Given task:
Output each line exactly as it appears, skipping any embedded picture.

[Rows from a figure dataset]
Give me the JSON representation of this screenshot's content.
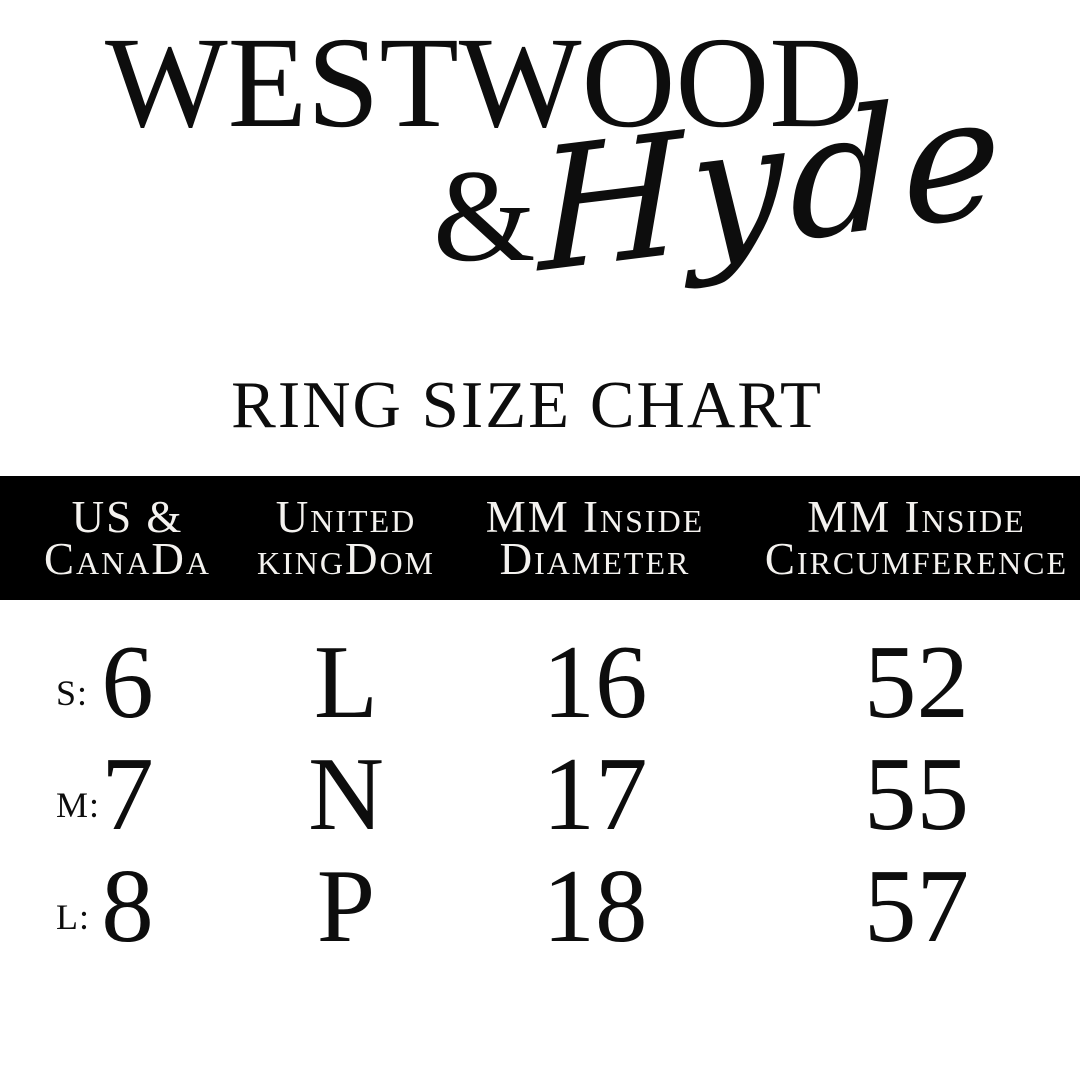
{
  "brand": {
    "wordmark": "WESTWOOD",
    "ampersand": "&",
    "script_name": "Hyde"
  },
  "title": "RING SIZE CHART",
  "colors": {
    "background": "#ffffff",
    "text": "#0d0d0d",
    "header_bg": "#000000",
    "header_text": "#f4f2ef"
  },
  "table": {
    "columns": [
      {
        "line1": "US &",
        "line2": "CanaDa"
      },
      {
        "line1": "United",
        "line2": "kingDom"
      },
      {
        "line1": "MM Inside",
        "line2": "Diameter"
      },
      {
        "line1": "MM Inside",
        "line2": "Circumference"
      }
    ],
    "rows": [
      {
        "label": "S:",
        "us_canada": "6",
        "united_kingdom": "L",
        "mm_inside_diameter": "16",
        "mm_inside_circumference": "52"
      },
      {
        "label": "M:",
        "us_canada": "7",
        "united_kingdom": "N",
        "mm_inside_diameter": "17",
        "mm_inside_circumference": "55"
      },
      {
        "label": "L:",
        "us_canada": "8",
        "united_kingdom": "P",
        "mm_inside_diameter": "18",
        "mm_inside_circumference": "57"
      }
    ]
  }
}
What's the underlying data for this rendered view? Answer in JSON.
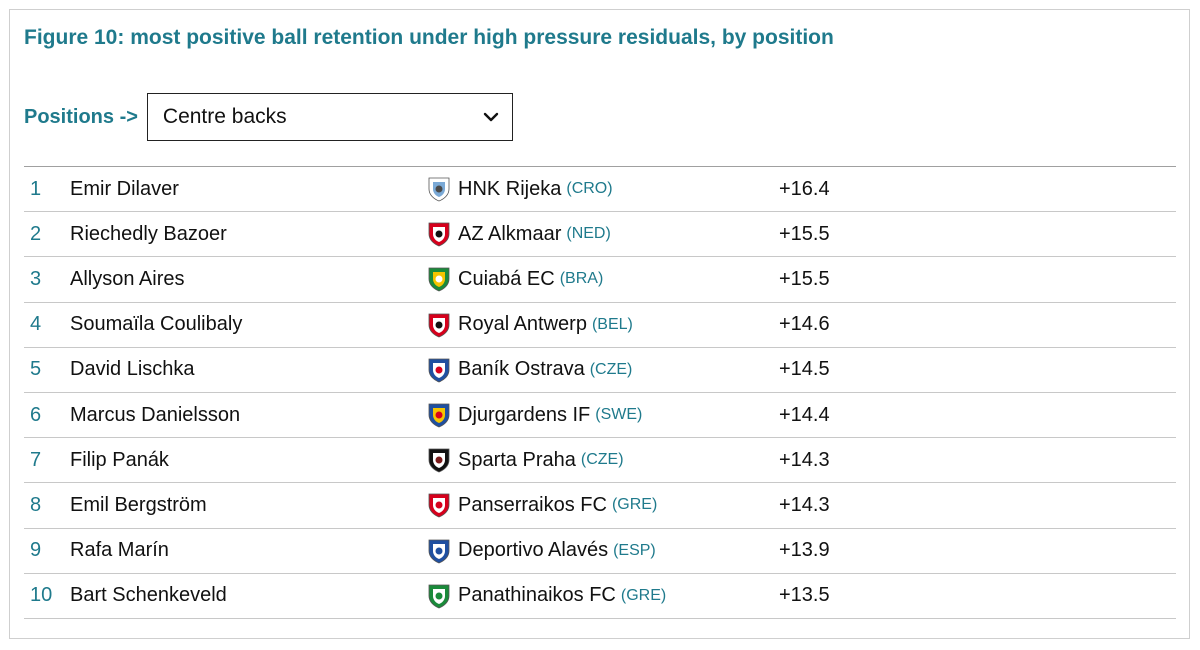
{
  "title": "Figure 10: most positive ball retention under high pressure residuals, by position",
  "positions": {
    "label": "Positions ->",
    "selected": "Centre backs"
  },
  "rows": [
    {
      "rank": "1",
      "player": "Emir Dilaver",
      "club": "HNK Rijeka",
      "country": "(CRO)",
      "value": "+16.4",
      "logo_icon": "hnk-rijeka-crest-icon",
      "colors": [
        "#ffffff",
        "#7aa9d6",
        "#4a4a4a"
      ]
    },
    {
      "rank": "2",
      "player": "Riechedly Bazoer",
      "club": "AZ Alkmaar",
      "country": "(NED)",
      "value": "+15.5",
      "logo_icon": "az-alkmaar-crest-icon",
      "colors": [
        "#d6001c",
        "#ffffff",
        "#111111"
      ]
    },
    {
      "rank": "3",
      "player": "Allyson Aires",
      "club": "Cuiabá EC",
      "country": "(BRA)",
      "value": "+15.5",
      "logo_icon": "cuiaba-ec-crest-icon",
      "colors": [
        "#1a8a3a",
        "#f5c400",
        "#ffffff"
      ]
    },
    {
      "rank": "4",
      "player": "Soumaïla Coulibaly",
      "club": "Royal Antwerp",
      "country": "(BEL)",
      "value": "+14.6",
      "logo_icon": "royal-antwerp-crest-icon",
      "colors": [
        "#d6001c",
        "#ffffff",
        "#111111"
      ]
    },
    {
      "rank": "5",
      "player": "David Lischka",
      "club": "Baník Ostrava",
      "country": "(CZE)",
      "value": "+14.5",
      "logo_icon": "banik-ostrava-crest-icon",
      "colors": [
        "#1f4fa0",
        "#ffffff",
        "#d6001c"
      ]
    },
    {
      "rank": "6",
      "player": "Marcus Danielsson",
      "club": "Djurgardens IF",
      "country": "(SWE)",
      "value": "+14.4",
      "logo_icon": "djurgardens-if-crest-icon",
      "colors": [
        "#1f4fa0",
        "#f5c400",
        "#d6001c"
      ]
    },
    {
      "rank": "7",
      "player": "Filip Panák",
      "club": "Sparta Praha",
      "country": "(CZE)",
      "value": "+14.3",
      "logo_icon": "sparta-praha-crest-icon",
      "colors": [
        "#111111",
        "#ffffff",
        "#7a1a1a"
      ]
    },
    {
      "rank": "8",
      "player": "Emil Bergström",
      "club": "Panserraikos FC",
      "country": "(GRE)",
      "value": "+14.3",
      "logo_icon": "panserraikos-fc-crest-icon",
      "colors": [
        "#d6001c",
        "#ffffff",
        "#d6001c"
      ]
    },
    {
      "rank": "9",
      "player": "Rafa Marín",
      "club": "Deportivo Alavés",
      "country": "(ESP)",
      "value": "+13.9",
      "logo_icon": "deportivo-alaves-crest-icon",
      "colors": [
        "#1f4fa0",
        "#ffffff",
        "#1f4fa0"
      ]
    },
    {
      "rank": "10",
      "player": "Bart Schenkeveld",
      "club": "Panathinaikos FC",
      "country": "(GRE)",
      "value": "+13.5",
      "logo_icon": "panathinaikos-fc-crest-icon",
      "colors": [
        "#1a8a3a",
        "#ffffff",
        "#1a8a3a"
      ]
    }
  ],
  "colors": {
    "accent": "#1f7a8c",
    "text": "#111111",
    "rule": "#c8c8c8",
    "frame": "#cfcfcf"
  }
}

Problem solution:
Give me the JSON representation of this screenshot's content.
{
  "brand": {
    "wordmark": "WESTWOOD",
    "ampersand": "&",
    "script_name": "Hyde"
  },
  "title": "RING SIZE CHART",
  "colors": {
    "background": "#ffffff",
    "text": "#0d0d0d",
    "header_bg": "#000000",
    "header_text": "#f4f2ef"
  },
  "table": {
    "columns": [
      {
        "line1": "US &",
        "line2": "CanaDa"
      },
      {
        "line1": "United",
        "line2": "kingDom"
      },
      {
        "line1": "MM Inside",
        "line2": "Diameter"
      },
      {
        "line1": "MM Inside",
        "line2": "Circumference"
      }
    ],
    "rows": [
      {
        "label": "S:",
        "us_canada": "6",
        "united_kingdom": "L",
        "mm_inside_diameter": "16",
        "mm_inside_circumference": "52"
      },
      {
        "label": "M:",
        "us_canada": "7",
        "united_kingdom": "N",
        "mm_inside_diameter": "17",
        "mm_inside_circumference": "55"
      },
      {
        "label": "L:",
        "us_canada": "8",
        "united_kingdom": "P",
        "mm_inside_diameter": "18",
        "mm_inside_circumference": "57"
      }
    ]
  }
}
What's the underlying data for this rendered view? Answer in JSON.
{
  "title": "Figure 10: most positive ball retention under high pressure residuals, by position",
  "positions": {
    "label": "Positions ->",
    "selected": "Centre backs"
  },
  "rows": [
    {
      "rank": "1",
      "player": "Emir Dilaver",
      "club": "HNK Rijeka",
      "country": "(CRO)",
      "value": "+16.4",
      "logo_icon": "hnk-rijeka-crest-icon",
      "colors": [
        "#ffffff",
        "#7aa9d6",
        "#4a4a4a"
      ]
    },
    {
      "rank": "2",
      "player": "Riechedly Bazoer",
      "club": "AZ Alkmaar",
      "country": "(NED)",
      "value": "+15.5",
      "logo_icon": "az-alkmaar-crest-icon",
      "colors": [
        "#d6001c",
        "#ffffff",
        "#111111"
      ]
    },
    {
      "rank": "3",
      "player": "Allyson Aires",
      "club": "Cuiabá EC",
      "country": "(BRA)",
      "value": "+15.5",
      "logo_icon": "cuiaba-ec-crest-icon",
      "colors": [
        "#1a8a3a",
        "#f5c400",
        "#ffffff"
      ]
    },
    {
      "rank": "4",
      "player": "Soumaïla Coulibaly",
      "club": "Royal Antwerp",
      "country": "(BEL)",
      "value": "+14.6",
      "logo_icon": "royal-antwerp-crest-icon",
      "colors": [
        "#d6001c",
        "#ffffff",
        "#111111"
      ]
    },
    {
      "rank": "5",
      "player": "David Lischka",
      "club": "Baník Ostrava",
      "country": "(CZE)",
      "value": "+14.5",
      "logo_icon": "banik-ostrava-crest-icon",
      "colors": [
        "#1f4fa0",
        "#ffffff",
        "#d6001c"
      ]
    },
    {
      "rank": "6",
      "player": "Marcus Danielsson",
      "club": "Djurgardens IF",
      "country": "(SWE)",
      "value": "+14.4",
      "logo_icon": "djurgardens-if-crest-icon",
      "colors": [
        "#1f4fa0",
        "#f5c400",
        "#d6001c"
      ]
    },
    {
      "rank": "7",
      "player": "Filip Panák",
      "club": "Sparta Praha",
      "country": "(CZE)",
      "value": "+14.3",
      "logo_icon": "sparta-praha-crest-icon",
      "colors": [
        "#111111",
        "#ffffff",
        "#7a1a1a"
      ]
    },
    {
      "rank": "8",
      "player": "Emil Bergström",
      "club": "Panserraikos FC",
      "country": "(GRE)",
      "value": "+14.3",
      "logo_icon": "panserraikos-fc-crest-icon",
      "colors": [
        "#d6001c",
        "#ffffff",
        "#d6001c"
      ]
    },
    {
      "rank": "9",
      "player": "Rafa Marín",
      "club": "Deportivo Alavés",
      "country": "(ESP)",
      "value": "+13.9",
      "logo_icon": "deportivo-alaves-crest-icon",
      "colors": [
        "#1f4fa0",
        "#ffffff",
        "#1f4fa0"
      ]
    },
    {
      "rank": "10",
      "player": "Bart Schenkeveld",
      "club": "Panathinaikos FC",
      "country": "(GRE)",
      "value": "+13.5",
      "logo_icon": "panathinaikos-fc-crest-icon",
      "colors": [
        "#1a8a3a",
        "#ffffff",
        "#1a8a3a"
      ]
    }
  ],
  "colors": {
    "accent": "#1f7a8c",
    "text": "#111111",
    "rule": "#c8c8c8",
    "frame": "#cfcfcf"
  }
}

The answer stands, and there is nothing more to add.